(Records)
begin
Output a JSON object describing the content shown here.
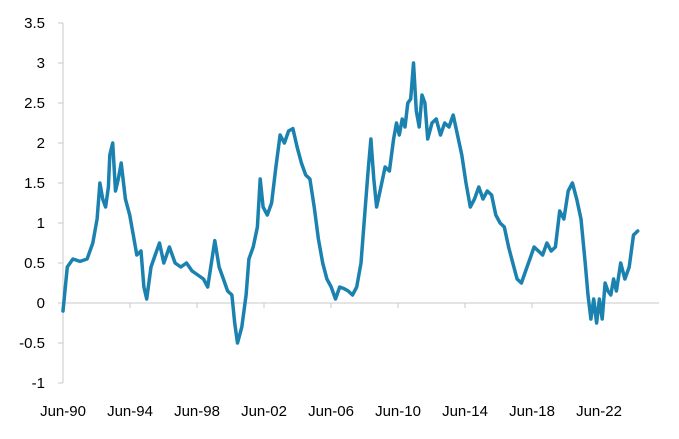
{
  "chart_data": {
    "type": "line",
    "title": "",
    "xlabel": "",
    "ylabel": "",
    "x_tick_labels": [
      "Jun-90",
      "Jun-94",
      "Jun-98",
      "Jun-02",
      "Jun-06",
      "Jun-10",
      "Jun-14",
      "Jun-18",
      "Jun-22"
    ],
    "y_tick_labels": [
      "3.5",
      "3",
      "2.5",
      "2",
      "1.5",
      "1",
      "0.5",
      "0",
      "-0.5",
      "-1"
    ],
    "ylim": [
      -1,
      3.5
    ],
    "xlim": [
      "1990-06",
      "2025-06"
    ],
    "grid": false,
    "legend": "none",
    "series": [
      {
        "color": "#1B82B0",
        "points": [
          [
            "1990-06",
            -0.1
          ],
          [
            "1990-09",
            0.45
          ],
          [
            "1991-01",
            0.55
          ],
          [
            "1991-06",
            0.52
          ],
          [
            "1991-11",
            0.55
          ],
          [
            "1992-03",
            0.75
          ],
          [
            "1992-06",
            1.05
          ],
          [
            "1992-08",
            1.5
          ],
          [
            "1992-10",
            1.3
          ],
          [
            "1992-12",
            1.2
          ],
          [
            "1993-02",
            1.45
          ],
          [
            "1993-03",
            1.85
          ],
          [
            "1993-05",
            2.0
          ],
          [
            "1993-07",
            1.4
          ],
          [
            "1993-09",
            1.55
          ],
          [
            "1993-11",
            1.75
          ],
          [
            "1994-02",
            1.3
          ],
          [
            "1994-05",
            1.1
          ],
          [
            "1994-08",
            0.8
          ],
          [
            "1994-10",
            0.6
          ],
          [
            "1995-01",
            0.65
          ],
          [
            "1995-03",
            0.2
          ],
          [
            "1995-05",
            0.05
          ],
          [
            "1995-08",
            0.45
          ],
          [
            "1995-11",
            0.6
          ],
          [
            "1996-02",
            0.75
          ],
          [
            "1996-05",
            0.5
          ],
          [
            "1996-09",
            0.7
          ],
          [
            "1997-01",
            0.5
          ],
          [
            "1997-05",
            0.45
          ],
          [
            "1997-09",
            0.5
          ],
          [
            "1998-01",
            0.4
          ],
          [
            "1998-05",
            0.35
          ],
          [
            "1998-09",
            0.3
          ],
          [
            "1998-12",
            0.2
          ],
          [
            "1999-03",
            0.55
          ],
          [
            "1999-05",
            0.78
          ],
          [
            "1999-08",
            0.45
          ],
          [
            "1999-11",
            0.3
          ],
          [
            "2000-02",
            0.15
          ],
          [
            "2000-05",
            0.1
          ],
          [
            "2000-07",
            -0.25
          ],
          [
            "2000-09",
            -0.5
          ],
          [
            "2000-12",
            -0.3
          ],
          [
            "2001-03",
            0.1
          ],
          [
            "2001-05",
            0.55
          ],
          [
            "2001-08",
            0.7
          ],
          [
            "2001-11",
            0.95
          ],
          [
            "2002-01",
            1.55
          ],
          [
            "2002-03",
            1.2
          ],
          [
            "2002-06",
            1.1
          ],
          [
            "2002-09",
            1.25
          ],
          [
            "2002-12",
            1.7
          ],
          [
            "2003-03",
            2.1
          ],
          [
            "2003-06",
            2.0
          ],
          [
            "2003-09",
            2.15
          ],
          [
            "2003-12",
            2.18
          ],
          [
            "2004-03",
            1.95
          ],
          [
            "2004-06",
            1.75
          ],
          [
            "2004-09",
            1.6
          ],
          [
            "2004-12",
            1.55
          ],
          [
            "2005-03",
            1.2
          ],
          [
            "2005-06",
            0.8
          ],
          [
            "2005-09",
            0.5
          ],
          [
            "2005-12",
            0.3
          ],
          [
            "2006-03",
            0.2
          ],
          [
            "2006-06",
            0.05
          ],
          [
            "2006-09",
            0.2
          ],
          [
            "2006-12",
            0.18
          ],
          [
            "2007-03",
            0.15
          ],
          [
            "2007-06",
            0.1
          ],
          [
            "2007-09",
            0.2
          ],
          [
            "2007-12",
            0.5
          ],
          [
            "2008-03",
            1.2
          ],
          [
            "2008-05",
            1.65
          ],
          [
            "2008-07",
            2.05
          ],
          [
            "2008-09",
            1.55
          ],
          [
            "2008-11",
            1.2
          ],
          [
            "2009-02",
            1.45
          ],
          [
            "2009-05",
            1.7
          ],
          [
            "2009-08",
            1.65
          ],
          [
            "2009-11",
            2.05
          ],
          [
            "2010-01",
            2.25
          ],
          [
            "2010-03",
            2.1
          ],
          [
            "2010-05",
            2.3
          ],
          [
            "2010-07",
            2.2
          ],
          [
            "2010-09",
            2.5
          ],
          [
            "2010-11",
            2.55
          ],
          [
            "2011-01",
            3.0
          ],
          [
            "2011-03",
            2.4
          ],
          [
            "2011-05",
            2.2
          ],
          [
            "2011-07",
            2.6
          ],
          [
            "2011-09",
            2.5
          ],
          [
            "2011-11",
            2.05
          ],
          [
            "2012-02",
            2.25
          ],
          [
            "2012-05",
            2.3
          ],
          [
            "2012-08",
            2.1
          ],
          [
            "2012-11",
            2.25
          ],
          [
            "2013-02",
            2.2
          ],
          [
            "2013-05",
            2.35
          ],
          [
            "2013-08",
            2.1
          ],
          [
            "2013-11",
            1.85
          ],
          [
            "2014-02",
            1.5
          ],
          [
            "2014-05",
            1.2
          ],
          [
            "2014-08",
            1.3
          ],
          [
            "2014-11",
            1.45
          ],
          [
            "2015-02",
            1.3
          ],
          [
            "2015-05",
            1.4
          ],
          [
            "2015-08",
            1.35
          ],
          [
            "2015-11",
            1.1
          ],
          [
            "2016-02",
            1.0
          ],
          [
            "2016-05",
            0.95
          ],
          [
            "2016-08",
            0.7
          ],
          [
            "2016-11",
            0.5
          ],
          [
            "2017-02",
            0.3
          ],
          [
            "2017-05",
            0.25
          ],
          [
            "2017-08",
            0.4
          ],
          [
            "2017-11",
            0.55
          ],
          [
            "2018-02",
            0.7
          ],
          [
            "2018-05",
            0.65
          ],
          [
            "2018-08",
            0.6
          ],
          [
            "2018-11",
            0.75
          ],
          [
            "2019-02",
            0.65
          ],
          [
            "2019-05",
            0.7
          ],
          [
            "2019-08",
            1.15
          ],
          [
            "2019-11",
            1.05
          ],
          [
            "2020-02",
            1.4
          ],
          [
            "2020-05",
            1.5
          ],
          [
            "2020-08",
            1.3
          ],
          [
            "2020-11",
            1.05
          ],
          [
            "2021-02",
            0.5
          ],
          [
            "2021-04",
            0.1
          ],
          [
            "2021-06",
            -0.2
          ],
          [
            "2021-08",
            0.05
          ],
          [
            "2021-10",
            -0.25
          ],
          [
            "2021-12",
            0.05
          ],
          [
            "2022-02",
            -0.2
          ],
          [
            "2022-04",
            0.25
          ],
          [
            "2022-06",
            0.15
          ],
          [
            "2022-08",
            0.1
          ],
          [
            "2022-10",
            0.3
          ],
          [
            "2022-12",
            0.15
          ],
          [
            "2023-03",
            0.5
          ],
          [
            "2023-06",
            0.3
          ],
          [
            "2023-09",
            0.45
          ],
          [
            "2023-12",
            0.85
          ],
          [
            "2024-03",
            0.9
          ]
        ]
      }
    ]
  }
}
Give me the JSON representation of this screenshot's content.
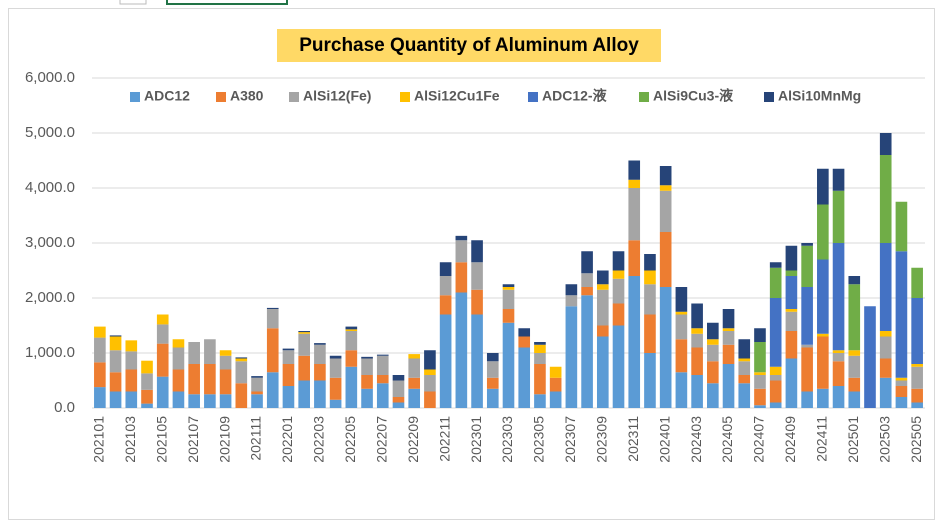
{
  "chart_data": {
    "type": "stacked_bar",
    "title": "Purchase Quantity of Aluminum Alloy",
    "categories": [
      "202101",
      null,
      "202103",
      null,
      "202105",
      null,
      "202107",
      null,
      "202109",
      null,
      "202111",
      null,
      "202201",
      null,
      "202203",
      null,
      "202205",
      null,
      "202207",
      null,
      "202209",
      null,
      "202211",
      null,
      "202301",
      null,
      "202303",
      null,
      "202305",
      null,
      "202307",
      null,
      "202309",
      null,
      "202311",
      null,
      "202401",
      null,
      "202403",
      null,
      "202405",
      null,
      "202407",
      null,
      "202409",
      null,
      "202411",
      null,
      "202501",
      null,
      "202503",
      null,
      "202505"
    ],
    "series": [
      {
        "name": "ADC12",
        "color": "#5b9bd5",
        "values": [
          380,
          300,
          300,
          80,
          570,
          300,
          250,
          250,
          250,
          0,
          250,
          650,
          400,
          500,
          500,
          150,
          750,
          350,
          450,
          100,
          350,
          0,
          1700,
          2100,
          1700,
          350,
          1550,
          1100,
          250,
          300,
          1850,
          2050,
          1300,
          1500,
          2400,
          1000,
          2200,
          650,
          600,
          450,
          800,
          450,
          50,
          100,
          900,
          300,
          350,
          400,
          300,
          0,
          550,
          200,
          100
        ]
      },
      {
        "name": "A380",
        "color": "#ed7d31",
        "values": [
          450,
          350,
          400,
          250,
          600,
          400,
          550,
          550,
          450,
          450,
          50,
          800,
          400,
          450,
          300,
          400,
          300,
          250,
          150,
          100,
          200,
          300,
          350,
          550,
          450,
          200,
          250,
          200,
          550,
          250,
          0,
          150,
          200,
          400,
          650,
          700,
          1000,
          600,
          500,
          400,
          350,
          150,
          300,
          400,
          500,
          800,
          950,
          450,
          250,
          0,
          350,
          200,
          250
        ]
      },
      {
        "name": "AlSi12(Fe)",
        "color": "#a5a5a5",
        "values": [
          450,
          400,
          330,
          300,
          350,
          400,
          400,
          450,
          250,
          400,
          250,
          350,
          250,
          400,
          350,
          350,
          350,
          300,
          350,
          300,
          350,
          300,
          350,
          400,
          500,
          300,
          350,
          0,
          200,
          0,
          200,
          250,
          650,
          450,
          950,
          550,
          750,
          450,
          250,
          300,
          250,
          250,
          250,
          100,
          350,
          50,
          0,
          150,
          400,
          0,
          400,
          100,
          400
        ]
      },
      {
        "name": "AlSi12Cu1Fe",
        "color": "#ffc000",
        "values": [
          200,
          250,
          200,
          230,
          180,
          150,
          0,
          0,
          100,
          50,
          0,
          0,
          0,
          30,
          0,
          0,
          30,
          0,
          0,
          0,
          80,
          100,
          0,
          0,
          0,
          0,
          50,
          0,
          150,
          200,
          0,
          0,
          100,
          150,
          150,
          250,
          100,
          50,
          100,
          100,
          50,
          50,
          50,
          150,
          50,
          0,
          50,
          50,
          100,
          0,
          100,
          50,
          50
        ]
      },
      {
        "name": "ADC12-液",
        "color": "#4472c4",
        "values": [
          0,
          0,
          0,
          0,
          0,
          0,
          0,
          0,
          0,
          0,
          0,
          0,
          0,
          0,
          0,
          0,
          0,
          0,
          0,
          0,
          0,
          0,
          0,
          0,
          0,
          0,
          0,
          0,
          0,
          0,
          0,
          0,
          0,
          0,
          0,
          0,
          0,
          0,
          0,
          0,
          0,
          0,
          0,
          1250,
          600,
          1050,
          1350,
          1950,
          0,
          1850,
          1600,
          2300,
          1200
        ]
      },
      {
        "name": "AlSi9Cu3-液",
        "color": "#70ad47",
        "values": [
          0,
          0,
          0,
          0,
          0,
          0,
          0,
          0,
          0,
          0,
          0,
          0,
          0,
          0,
          0,
          0,
          0,
          0,
          0,
          0,
          0,
          0,
          0,
          0,
          0,
          0,
          0,
          0,
          0,
          0,
          0,
          0,
          0,
          0,
          0,
          0,
          0,
          0,
          0,
          0,
          0,
          0,
          550,
          550,
          100,
          750,
          1000,
          950,
          1200,
          0,
          1600,
          900,
          550
        ]
      },
      {
        "name": "AlSi10MnMg",
        "color": "#264478",
        "values": [
          0,
          20,
          0,
          0,
          0,
          0,
          0,
          0,
          0,
          20,
          30,
          20,
          30,
          20,
          30,
          50,
          50,
          30,
          20,
          100,
          0,
          350,
          250,
          80,
          400,
          150,
          50,
          150,
          50,
          0,
          200,
          400,
          250,
          350,
          350,
          300,
          350,
          450,
          450,
          300,
          350,
          350,
          250,
          100,
          450,
          50,
          650,
          400,
          150,
          0,
          400,
          0,
          0
        ]
      }
    ],
    "ylim": [
      0,
      6000
    ],
    "yticks": [
      {
        "value": 0,
        "label": "0.0"
      },
      {
        "value": 1000,
        "label": "1,000.0"
      },
      {
        "value": 2000,
        "label": "2,000.0"
      },
      {
        "value": 3000,
        "label": "3,000.0"
      },
      {
        "value": 4000,
        "label": "4,000.0"
      },
      {
        "value": 5000,
        "label": "5,000.0"
      },
      {
        "value": 6000,
        "label": "6,000.0"
      }
    ],
    "grid": true,
    "legend": "top"
  }
}
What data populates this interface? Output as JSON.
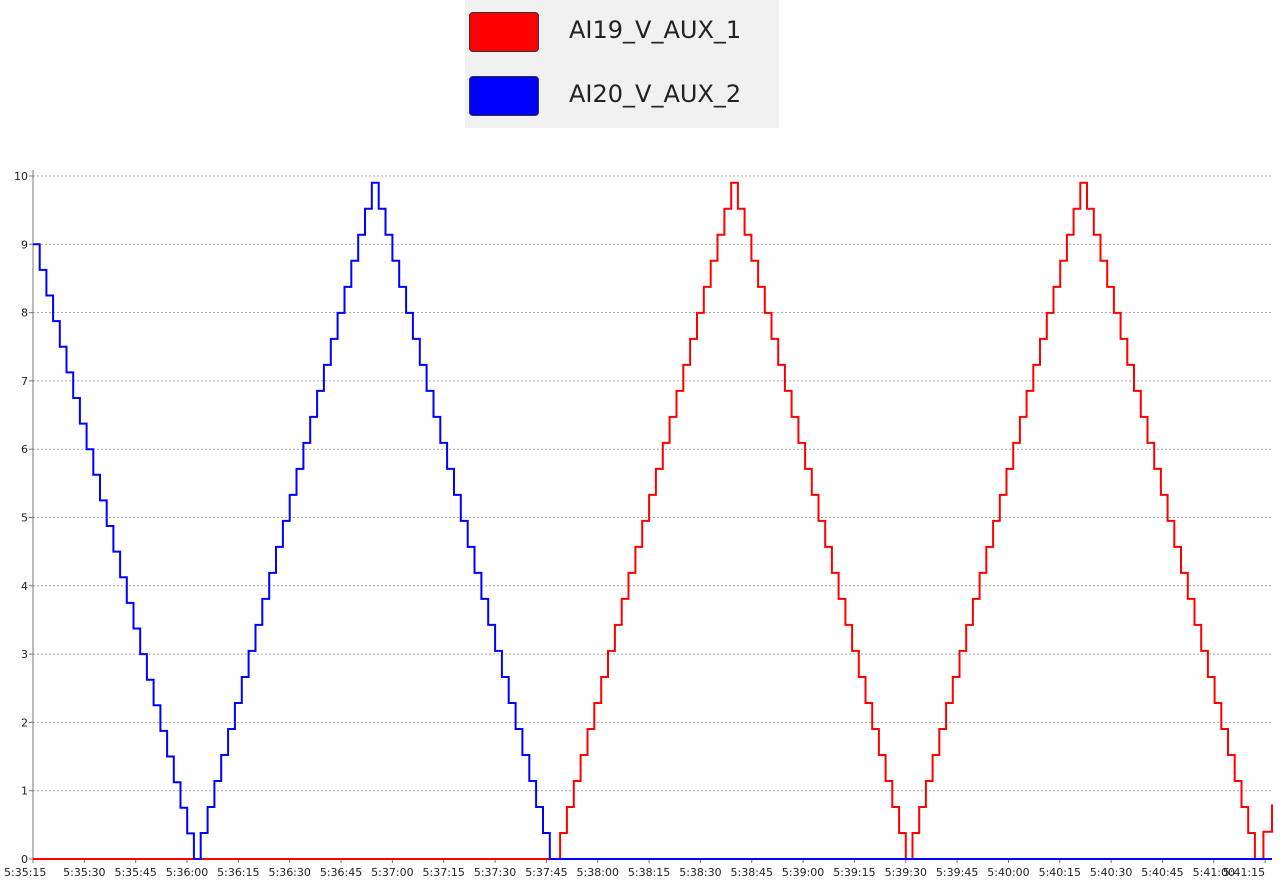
end
▸ **Exercise instructions**: Report only how many lines of the listing hold the word "name".

▸ **Written response**: 7